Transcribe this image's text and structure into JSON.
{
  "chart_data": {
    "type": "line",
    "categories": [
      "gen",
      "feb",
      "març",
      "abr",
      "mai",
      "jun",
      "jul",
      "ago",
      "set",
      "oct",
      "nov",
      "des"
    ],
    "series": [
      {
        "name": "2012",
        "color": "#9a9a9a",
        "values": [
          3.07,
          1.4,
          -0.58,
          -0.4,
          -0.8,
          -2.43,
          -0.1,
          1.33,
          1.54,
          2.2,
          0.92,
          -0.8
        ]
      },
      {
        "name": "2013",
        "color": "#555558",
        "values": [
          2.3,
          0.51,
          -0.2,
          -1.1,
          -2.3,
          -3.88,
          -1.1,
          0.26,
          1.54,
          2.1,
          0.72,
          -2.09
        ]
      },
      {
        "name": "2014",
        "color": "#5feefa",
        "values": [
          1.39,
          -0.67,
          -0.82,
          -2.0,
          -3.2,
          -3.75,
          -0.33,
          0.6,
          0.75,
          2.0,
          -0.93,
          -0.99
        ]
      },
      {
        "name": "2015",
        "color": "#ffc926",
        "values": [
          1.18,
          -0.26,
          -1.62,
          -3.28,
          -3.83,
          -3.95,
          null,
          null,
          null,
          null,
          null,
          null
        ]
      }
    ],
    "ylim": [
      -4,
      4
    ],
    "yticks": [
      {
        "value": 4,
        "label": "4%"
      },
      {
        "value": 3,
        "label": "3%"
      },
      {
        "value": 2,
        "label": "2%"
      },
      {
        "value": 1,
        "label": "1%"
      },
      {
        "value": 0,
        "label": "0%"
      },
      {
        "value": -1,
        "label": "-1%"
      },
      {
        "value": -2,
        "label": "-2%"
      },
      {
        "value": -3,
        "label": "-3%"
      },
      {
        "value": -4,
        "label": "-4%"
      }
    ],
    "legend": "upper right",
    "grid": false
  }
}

--------------------

◆ **Job**
Extract from the data every line where "label" shows up.

◆ **Answer to this problem**
        "label": "4%"
        "label": "3%"
        "label": "2%"
        "label": "1%"
        "label": "0%"
        "label": "-1%"
        "label": "-2%"
        "label": "-3%"
        "label": "-4%"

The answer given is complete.